Stored dataset items:
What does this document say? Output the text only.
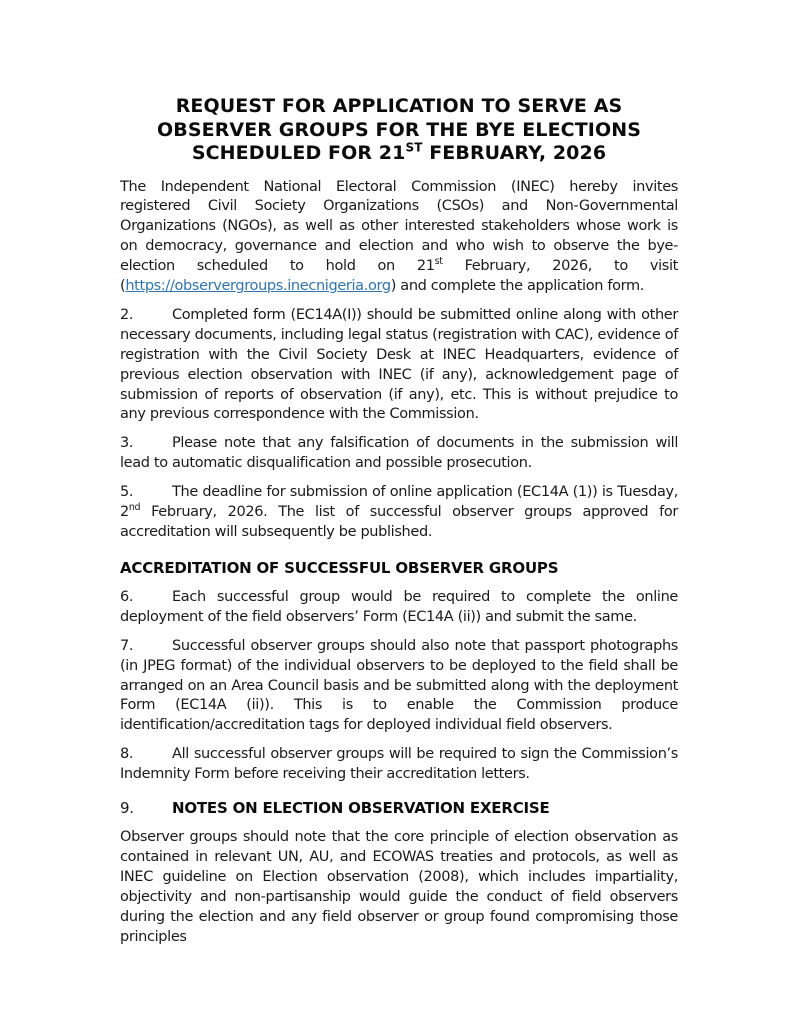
REQUEST FOR APPLICATION TO SERVE AS
OBSERVER GROUPS FOR THE BYE ELECTIONS
SCHEDULED FOR 21ST FEBRUARY, 2026

The Independent National Electoral Commission (INEC) hereby invites registered Civil Society Organizations (CSOs) and Non-Governmental Organizations (NGOs), as well as other interested stakeholders whose work is on democracy, governance and election and who wish to observe the bye- election scheduled to hold on 21st February, 2026, to visit (https://observergroups.inecnigeria.org) and complete the application form.

2.	Completed form (EC14A(I)) should be submitted online along with other necessary documents, including legal status (registration with CAC), evidence of registration with the Civil Society Desk at INEC Headquarters, evidence of previous election observation with INEC (if any), acknowledgement page of submission of reports of observation (if any), etc. This is without prejudice to any previous correspondence with the Commission.

3.	Please note that any falsification of documents in the submission will lead to automatic disqualification and possible prosecution.

5.	The deadline for submission of online application (EC14A (1)) is Tuesday, 2nd February, 2026. The list of successful observer groups approved for accreditation will subsequently be published.

ACCREDITATION OF SUCCESSFUL OBSERVER GROUPS

6.	Each successful group would be required to complete the online deployment of the field observers’ Form (EC14A (ii)) and submit the same.

7.	Successful observer groups should also note that passport photographs (in JPEG format) of the individual observers to be deployed to the field shall be arranged on an Area Council basis and be submitted along with the deployment Form (EC14A (ii)). This is to enable the Commission produce identification/accreditation tags for deployed individual field observers.

8.	All successful observer groups will be required to sign the Commission’s Indemnity Form before receiving their accreditation letters.

9.	NOTES ON ELECTION OBSERVATION EXERCISE

Observer groups should note that the core principle of election observation as contained in relevant UN, AU, and ECOWAS treaties and protocols, as well as INEC guideline on Election observation (2008), which includes impartiality, objectivity and non-partisanship would guide the conduct of field observers during the election and any field observer or group found compromising those principles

-- OBJECTIVE --
Make an exact copy of every entry above, minus the images.

-- RESULT FOR THIS TASK --
What does this document say? Output the text only.
REQUEST FOR APPLICATION TO SERVE AS
OBSERVER GROUPS FOR THE BYE ELECTIONS
SCHEDULED FOR 21ST FEBRUARY, 2026

The Independent National Electoral Commission (INEC) hereby invites registered Civil Society Organizations (CSOs) and Non-Governmental Organizations (NGOs), as well as other interested stakeholders whose work is on democracy, governance and election and who wish to observe the bye- election scheduled to hold on 21st February, 2026, to visit (https://observergroups.inecnigeria.org) and complete the application form.

2.	Completed form (EC14A(I)) should be submitted online along with other necessary documents, including legal status (registration with CAC), evidence of registration with the Civil Society Desk at INEC Headquarters, evidence of previous election observation with INEC (if any), acknowledgement page of submission of reports of observation (if any), etc. This is without prejudice to any previous correspondence with the Commission.

3.	Please note that any falsification of documents in the submission will lead to automatic disqualification and possible prosecution.

5.	The deadline for submission of online application (EC14A (1)) is Tuesday, 2nd February, 2026. The list of successful observer groups approved for accreditation will subsequently be published.

ACCREDITATION OF SUCCESSFUL OBSERVER GROUPS

6.	Each successful group would be required to complete the online deployment of the field observers’ Form (EC14A (ii)) and submit the same.

7.	Successful observer groups should also note that passport photographs (in JPEG format) of the individual observers to be deployed to the field shall be arranged on an Area Council basis and be submitted along with the deployment Form (EC14A (ii)). This is to enable the Commission produce identification/accreditation tags for deployed individual field observers.

8.	All successful observer groups will be required to sign the Commission’s Indemnity Form before receiving their accreditation letters.

9.	NOTES ON ELECTION OBSERVATION EXERCISE

Observer groups should note that the core principle of election observation as contained in relevant UN, AU, and ECOWAS treaties and protocols, as well as INEC guideline on Election observation (2008), which includes impartiality, objectivity and non-partisanship would guide the conduct of field observers during the election and any field observer or group found compromising those principles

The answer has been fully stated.